[What to do]
Copy all lines below containing "разработок".

-- Start --

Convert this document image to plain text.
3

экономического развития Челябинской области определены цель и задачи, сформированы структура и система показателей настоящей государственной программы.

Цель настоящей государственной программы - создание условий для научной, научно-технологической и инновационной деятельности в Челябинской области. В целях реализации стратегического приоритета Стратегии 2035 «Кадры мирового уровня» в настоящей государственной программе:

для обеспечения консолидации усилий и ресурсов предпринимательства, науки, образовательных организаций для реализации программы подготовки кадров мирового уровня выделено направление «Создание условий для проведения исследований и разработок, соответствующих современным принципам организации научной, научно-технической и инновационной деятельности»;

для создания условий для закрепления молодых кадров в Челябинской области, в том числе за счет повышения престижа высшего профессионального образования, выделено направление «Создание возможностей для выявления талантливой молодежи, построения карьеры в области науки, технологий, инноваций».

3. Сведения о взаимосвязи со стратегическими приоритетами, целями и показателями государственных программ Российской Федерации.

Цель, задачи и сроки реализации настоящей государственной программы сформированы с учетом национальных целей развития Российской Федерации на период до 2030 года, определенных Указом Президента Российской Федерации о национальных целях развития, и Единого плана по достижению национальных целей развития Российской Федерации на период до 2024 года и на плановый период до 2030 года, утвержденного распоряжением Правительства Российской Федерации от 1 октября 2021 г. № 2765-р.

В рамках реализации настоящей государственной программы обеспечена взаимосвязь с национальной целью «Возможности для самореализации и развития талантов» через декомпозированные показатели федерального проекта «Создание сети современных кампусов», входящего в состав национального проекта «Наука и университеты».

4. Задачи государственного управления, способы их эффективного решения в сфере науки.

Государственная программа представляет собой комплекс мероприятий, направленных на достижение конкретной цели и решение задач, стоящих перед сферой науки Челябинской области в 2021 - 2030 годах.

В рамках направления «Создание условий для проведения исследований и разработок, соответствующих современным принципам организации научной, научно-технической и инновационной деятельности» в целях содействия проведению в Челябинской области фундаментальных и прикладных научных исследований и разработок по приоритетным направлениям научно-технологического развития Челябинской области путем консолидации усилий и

-- End --

[Final answer]
для обеспечения консолидации усилий и ресурсов предпринимательства, науки, образовательных организаций для реализации программы подготовки кадров мирового уровня выделено направление «Создание условий для проведения исследований и разработок, соответствующих современным принципам организации научной, научно-технической и инновационной деятельности»;
В рамках направления «Создание условий для проведения исследований и разработок, соответствующих современным принципам организации научной, научно-технической и инновационной деятельности» в целях содействия проведению в Челябинской области фундаментальных и прикладных научных исследований и разработок по приоритетным направлениям научно-технологического развития Челябинской области путем консолидации усилий и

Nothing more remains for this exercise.